• Dataset excerpt
— begin —
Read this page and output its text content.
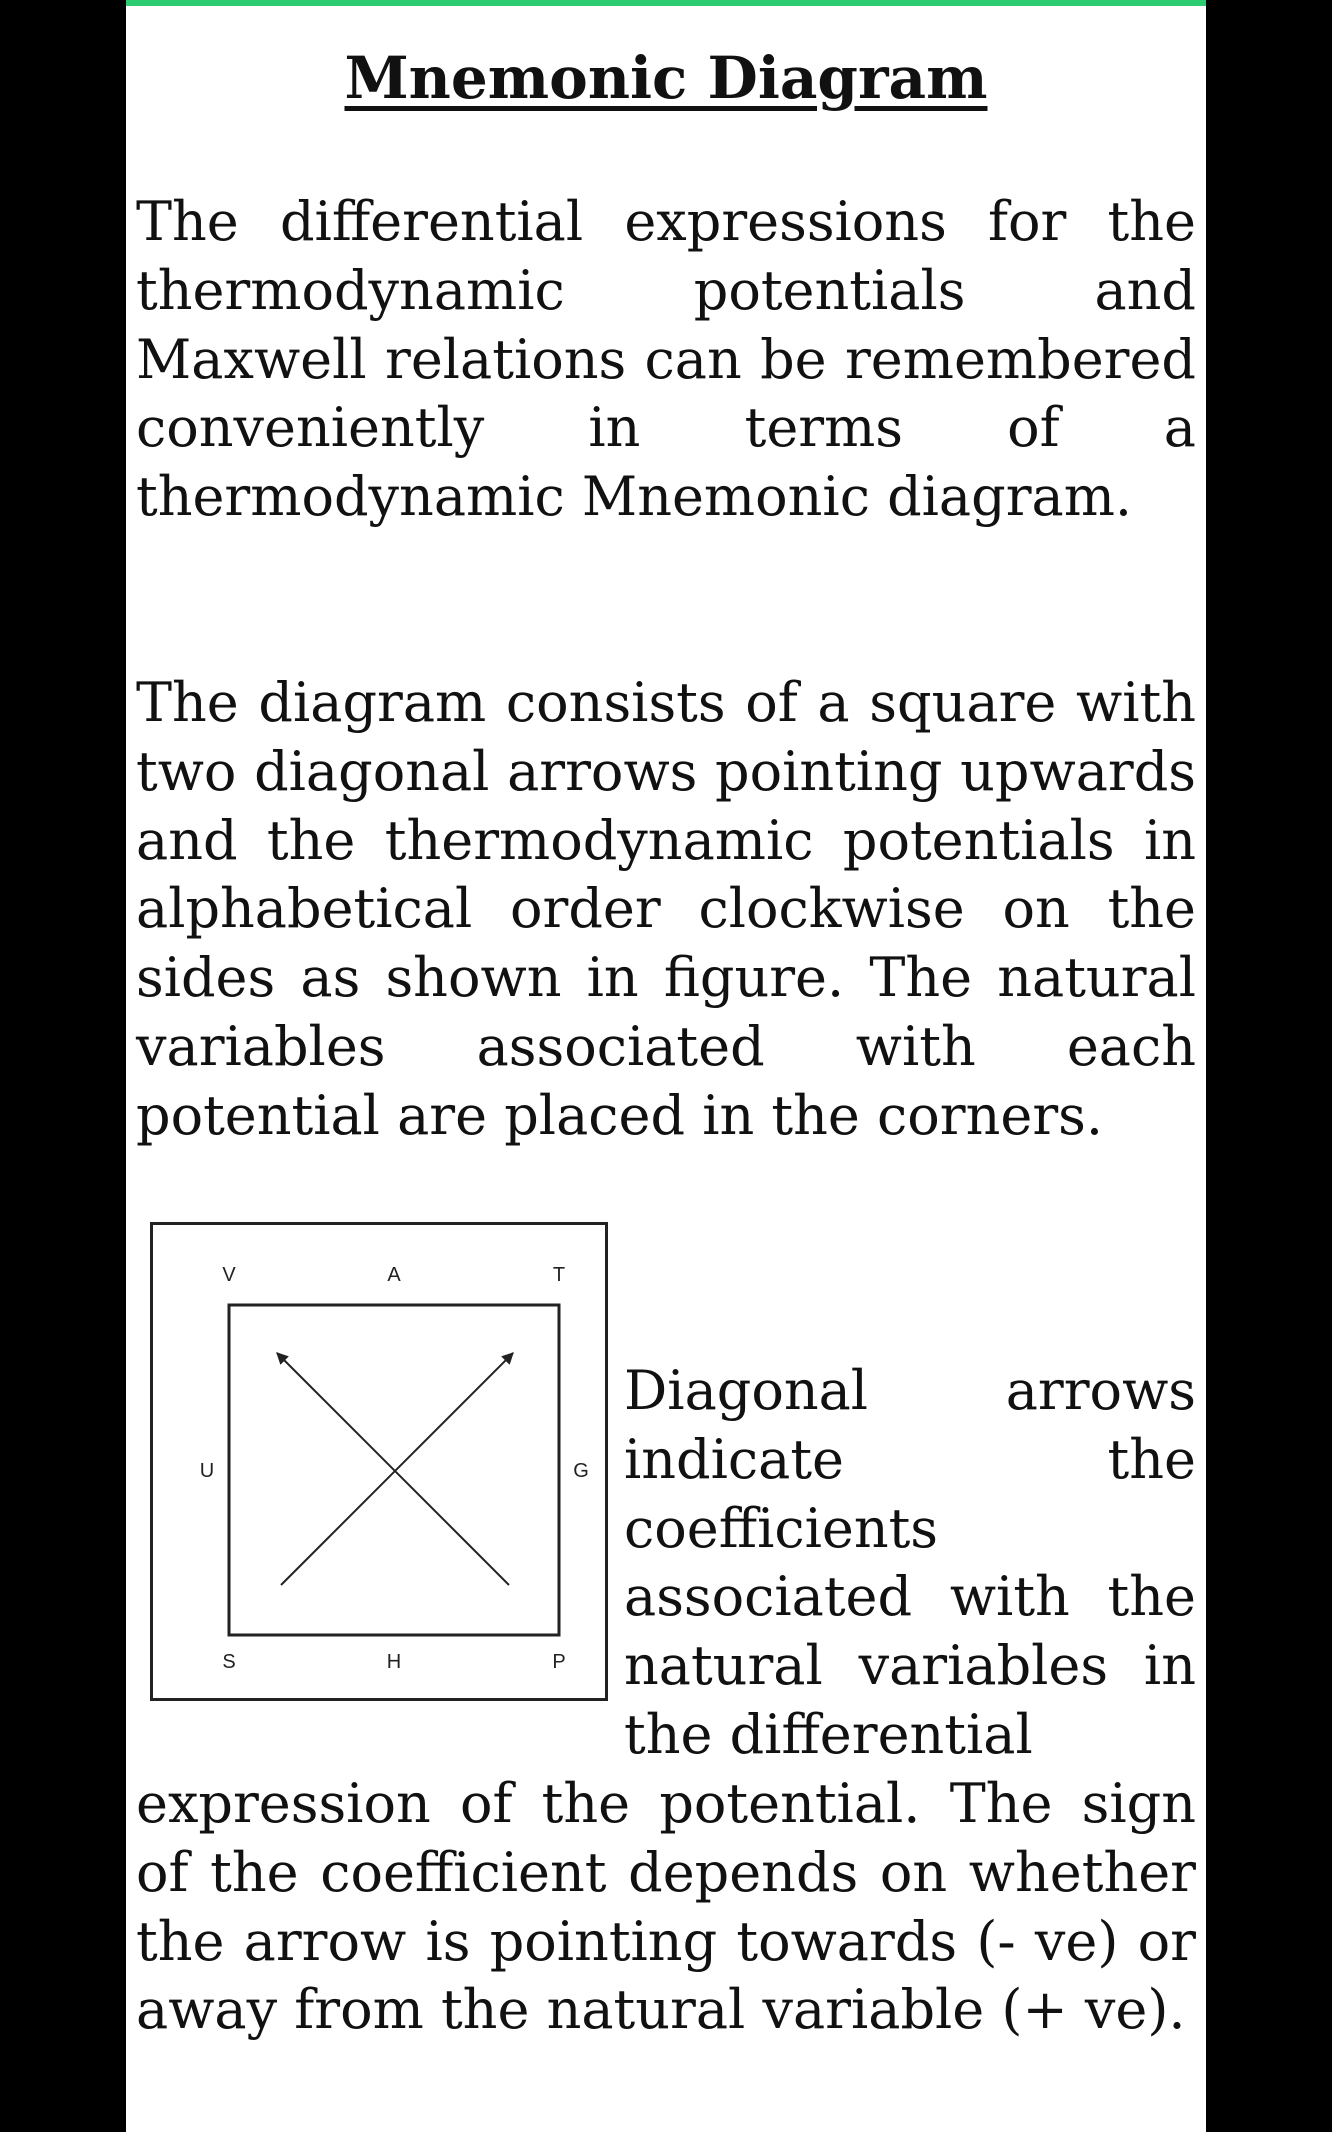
Mnemonic Diagram

The differential expressions for the thermodynamic potentials and Maxwell relations can be remembered conveniently in terms of a thermodynamic Mnemonic diagram.

The diagram consists of a square with two diagonal arrows pointing upwards and the thermodynamic potentials in alphabetical order clockwise on the sides as shown in figure. The natural variables associated with each potential are placed in the corners.

V	A	T
U	G
S	H	P

Diagonal arrows indicate the coefficients associated with the natural variables in the differential

expression of the potential. The sign of the coefficient depends on whether the arrow is pointing towards (- ve) or away from the natural variable (+ ve).
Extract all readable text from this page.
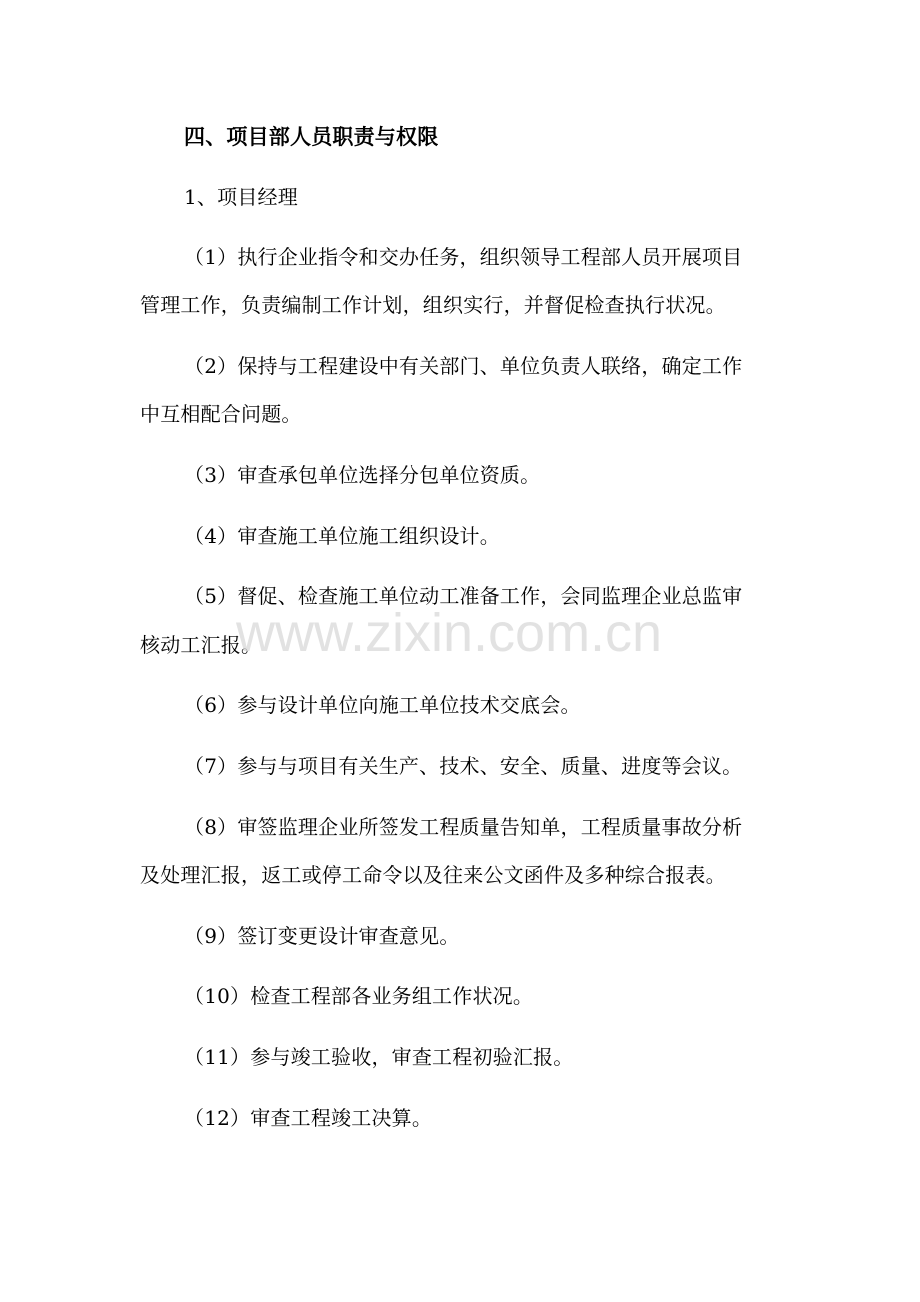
四、项目部人员职责与权限
1、项目经理
（1）执行企业指令和交办任务，组织领导工程部人员开展项目
管理工作，负责编制工作计划，组织实行，并督促检查执行状况。
（2）保持与工程建设中有关部门、单位负责人联络，确定工作
中互相配合问题。
（3）审查承包单位选择分包单位资质。
（4）审查施工单位施工组织设计。
（5）督促、检查施工单位动工准备工作，会同监理企业总监审
核动工汇报。
（6）参与设计单位向施工单位技术交底会。
（7）参与与项目有关生产、技术、安全、质量、进度等会议。
（8）审签监理企业所签发工程质量告知单，工程质量事故分析
及处理汇报，返工或停工命令以及往来公文函件及多种综合报表。
（9）签订变更设计审查意见。
（10）检查工程部各业务组工作状况。
（11）参与竣工验收，审查工程初验汇报。
（12）审查工程竣工决算。
www.zixin.com.cn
— end —
• Exercise instructions
In the entries above, find lines with "associated" and copy each.

• Task response
The diagram consists of a square with two diagonal arrows pointing upwards and the thermodynamic potentials in alphabetical order clockwise on the sides as shown in figure. The natural variables associated with each potential are placed in the corners.
Diagonal arrows indicate the coefficients associated with the natural variables in the differential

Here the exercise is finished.